**Dataset content**

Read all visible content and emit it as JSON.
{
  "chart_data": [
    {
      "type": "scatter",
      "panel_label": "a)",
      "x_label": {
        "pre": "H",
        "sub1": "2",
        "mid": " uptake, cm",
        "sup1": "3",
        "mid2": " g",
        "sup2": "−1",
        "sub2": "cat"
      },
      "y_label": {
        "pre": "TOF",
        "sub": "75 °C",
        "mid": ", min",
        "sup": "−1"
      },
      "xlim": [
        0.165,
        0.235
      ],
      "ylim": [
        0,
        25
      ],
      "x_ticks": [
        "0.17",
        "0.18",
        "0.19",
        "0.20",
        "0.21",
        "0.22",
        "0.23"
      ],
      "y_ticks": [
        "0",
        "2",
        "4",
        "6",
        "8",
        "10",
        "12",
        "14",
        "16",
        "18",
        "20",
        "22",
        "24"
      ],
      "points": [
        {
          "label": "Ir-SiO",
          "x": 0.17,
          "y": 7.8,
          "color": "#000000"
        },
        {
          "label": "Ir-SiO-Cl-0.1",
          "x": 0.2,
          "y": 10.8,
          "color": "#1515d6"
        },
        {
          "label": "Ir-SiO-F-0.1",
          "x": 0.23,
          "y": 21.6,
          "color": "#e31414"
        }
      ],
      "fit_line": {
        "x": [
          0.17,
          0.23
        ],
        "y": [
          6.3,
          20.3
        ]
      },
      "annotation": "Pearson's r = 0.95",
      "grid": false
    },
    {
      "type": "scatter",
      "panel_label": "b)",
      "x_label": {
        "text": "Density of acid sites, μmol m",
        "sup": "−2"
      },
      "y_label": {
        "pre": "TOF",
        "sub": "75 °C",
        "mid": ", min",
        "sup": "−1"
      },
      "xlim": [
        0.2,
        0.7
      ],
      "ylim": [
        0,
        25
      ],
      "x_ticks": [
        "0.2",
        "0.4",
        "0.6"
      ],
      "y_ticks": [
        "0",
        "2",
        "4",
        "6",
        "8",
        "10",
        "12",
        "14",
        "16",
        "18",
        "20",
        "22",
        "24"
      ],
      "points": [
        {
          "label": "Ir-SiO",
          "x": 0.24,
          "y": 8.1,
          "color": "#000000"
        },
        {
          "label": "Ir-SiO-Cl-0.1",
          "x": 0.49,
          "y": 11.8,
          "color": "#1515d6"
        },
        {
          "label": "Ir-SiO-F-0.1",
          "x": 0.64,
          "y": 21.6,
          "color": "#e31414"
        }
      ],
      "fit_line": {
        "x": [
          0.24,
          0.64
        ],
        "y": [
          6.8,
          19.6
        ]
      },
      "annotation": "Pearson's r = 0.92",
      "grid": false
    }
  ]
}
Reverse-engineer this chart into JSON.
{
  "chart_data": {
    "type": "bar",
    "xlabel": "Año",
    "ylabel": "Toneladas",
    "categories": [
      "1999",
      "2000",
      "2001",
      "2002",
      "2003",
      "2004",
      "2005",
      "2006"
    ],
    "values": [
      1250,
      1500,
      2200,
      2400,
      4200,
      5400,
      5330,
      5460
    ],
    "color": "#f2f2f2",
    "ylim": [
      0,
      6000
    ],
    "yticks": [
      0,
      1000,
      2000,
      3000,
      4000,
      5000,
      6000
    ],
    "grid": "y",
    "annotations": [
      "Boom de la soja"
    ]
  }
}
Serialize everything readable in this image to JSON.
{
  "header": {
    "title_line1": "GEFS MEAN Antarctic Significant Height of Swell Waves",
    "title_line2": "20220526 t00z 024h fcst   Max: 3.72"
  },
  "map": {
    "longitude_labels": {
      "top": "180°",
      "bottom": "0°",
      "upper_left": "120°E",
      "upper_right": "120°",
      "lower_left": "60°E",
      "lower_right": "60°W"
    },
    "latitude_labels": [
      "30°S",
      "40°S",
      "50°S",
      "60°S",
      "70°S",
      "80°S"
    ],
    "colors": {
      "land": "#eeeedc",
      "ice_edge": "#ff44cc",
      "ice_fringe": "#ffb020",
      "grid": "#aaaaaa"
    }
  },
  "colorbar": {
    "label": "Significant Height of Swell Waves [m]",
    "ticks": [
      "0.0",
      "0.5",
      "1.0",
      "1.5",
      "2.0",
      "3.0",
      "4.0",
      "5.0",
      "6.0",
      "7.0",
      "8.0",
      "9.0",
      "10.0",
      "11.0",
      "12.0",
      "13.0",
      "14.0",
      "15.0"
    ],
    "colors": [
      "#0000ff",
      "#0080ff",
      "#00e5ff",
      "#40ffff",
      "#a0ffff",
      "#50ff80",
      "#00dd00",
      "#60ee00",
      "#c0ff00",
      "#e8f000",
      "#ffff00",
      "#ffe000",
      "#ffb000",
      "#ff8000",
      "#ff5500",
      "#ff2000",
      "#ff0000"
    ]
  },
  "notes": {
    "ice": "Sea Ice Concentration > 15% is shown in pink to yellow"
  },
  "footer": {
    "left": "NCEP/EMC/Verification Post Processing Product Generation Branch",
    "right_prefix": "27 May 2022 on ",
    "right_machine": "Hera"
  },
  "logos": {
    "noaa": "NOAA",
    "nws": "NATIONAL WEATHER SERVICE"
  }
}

**The exercise**
Extract the complete listing verbatim.

**Response below**
Read all visible content and emit it as JSON.
{
  "chart_data": [
    {
      "type": "scatter",
      "panel_label": "a)",
      "x_label": {
        "pre": "H",
        "sub1": "2",
        "mid": " uptake, cm",
        "sup1": "3",
        "mid2": " g",
        "sup2": "−1",
        "sub2": "cat"
      },
      "y_label": {
        "pre": "TOF",
        "sub": "75 °C",
        "mid": ", min",
        "sup": "−1"
      },
      "xlim": [
        0.165,
        0.235
      ],
      "ylim": [
        0,
        25
      ],
      "x_ticks": [
        "0.17",
        "0.18",
        "0.19",
        "0.20",
        "0.21",
        "0.22",
        "0.23"
      ],
      "y_ticks": [
        "0",
        "2",
        "4",
        "6",
        "8",
        "10",
        "12",
        "14",
        "16",
        "18",
        "20",
        "22",
        "24"
      ],
      "points": [
        {
          "label": "Ir-SiO",
          "x": 0.17,
          "y": 7.8,
          "color": "#000000"
        },
        {
          "label": "Ir-SiO-Cl-0.1",
          "x": 0.2,
          "y": 10.8,
          "color": "#1515d6"
        },
        {
          "label": "Ir-SiO-F-0.1",
          "x": 0.23,
          "y": 21.6,
          "color": "#e31414"
        }
      ],
      "fit_line": {
        "x": [
          0.17,
          0.23
        ],
        "y": [
          6.3,
          20.3
        ]
      },
      "annotation": "Pearson's r = 0.95",
      "grid": false
    },
    {
      "type": "scatter",
      "panel_label": "b)",
      "x_label": {
        "text": "Density of acid sites, μmol m",
        "sup": "−2"
      },
      "y_label": {
        "pre": "TOF",
        "sub": "75 °C",
        "mid": ", min",
        "sup": "−1"
      },
      "xlim": [
        0.2,
        0.7
      ],
      "ylim": [
        0,
        25
      ],
      "x_ticks": [
        "0.2",
        "0.4",
        "0.6"
      ],
      "y_ticks": [
        "0",
        "2",
        "4",
        "6",
        "8",
        "10",
        "12",
        "14",
        "16",
        "18",
        "20",
        "22",
        "24"
      ],
      "points": [
        {
          "label": "Ir-SiO",
          "x": 0.24,
          "y": 8.1,
          "color": "#000000"
        },
        {
          "label": "Ir-SiO-Cl-0.1",
          "x": 0.49,
          "y": 11.8,
          "color": "#1515d6"
        },
        {
          "label": "Ir-SiO-F-0.1",
          "x": 0.64,
          "y": 21.6,
          "color": "#e31414"
        }
      ],
      "fit_line": {
        "x": [
          0.24,
          0.64
        ],
        "y": [
          6.8,
          19.6
        ]
      },
      "annotation": "Pearson's r = 0.92",
      "grid": false
    }
  ]
}
Reverse-engineer this chart into JSON.
{
  "chart_data": {
    "type": "bar",
    "xlabel": "Año",
    "ylabel": "Toneladas",
    "categories": [
      "1999",
      "2000",
      "2001",
      "2002",
      "2003",
      "2004",
      "2005",
      "2006"
    ],
    "values": [
      1250,
      1500,
      2200,
      2400,
      4200,
      5400,
      5330,
      5460
    ],
    "color": "#f2f2f2",
    "ylim": [
      0,
      6000
    ],
    "yticks": [
      0,
      1000,
      2000,
      3000,
      4000,
      5000,
      6000
    ],
    "grid": "y",
    "annotations": [
      "Boom de la soja"
    ]
  }
}
Serialize everything readable in this image to JSON.
{
  "header": {
    "title_line1": "GEFS MEAN Antarctic Significant Height of Swell Waves",
    "title_line2": "20220526 t00z 024h fcst   Max: 3.72"
  },
  "map": {
    "longitude_labels": {
      "top": "180°",
      "bottom": "0°",
      "upper_left": "120°E",
      "upper_right": "120°",
      "lower_left": "60°E",
      "lower_right": "60°W"
    },
    "latitude_labels": [
      "30°S",
      "40°S",
      "50°S",
      "60°S",
      "70°S",
      "80°S"
    ],
    "colors": {
      "land": "#eeeedc",
      "ice_edge": "#ff44cc",
      "ice_fringe": "#ffb020",
      "grid": "#aaaaaa"
    }
  },
  "colorbar": {
    "label": "Significant Height of Swell Waves [m]",
    "ticks": [
      "0.0",
      "0.5",
      "1.0",
      "1.5",
      "2.0",
      "3.0",
      "4.0",
      "5.0",
      "6.0",
      "7.0",
      "8.0",
      "9.0",
      "10.0",
      "11.0",
      "12.0",
      "13.0",
      "14.0",
      "15.0"
    ],
    "colors": [
      "#0000ff",
      "#0080ff",
      "#00e5ff",
      "#40ffff",
      "#a0ffff",
      "#50ff80",
      "#00dd00",
      "#60ee00",
      "#c0ff00",
      "#e8f000",
      "#ffff00",
      "#ffe000",
      "#ffb000",
      "#ff8000",
      "#ff5500",
      "#ff2000",
      "#ff0000"
    ]
  },
  "notes": {
    "ice": "Sea Ice Concentration > 15% is shown in pink to yellow"
  },
  "footer": {
    "left": "NCEP/EMC/Verification Post Processing Product Generation Branch",
    "right_prefix": "27 May 2022 on ",
    "right_machine": "Hera"
  },
  "logos": {
    "noaa": "NOAA",
    "nws": "NATIONAL WEATHER SERVICE"
  }
}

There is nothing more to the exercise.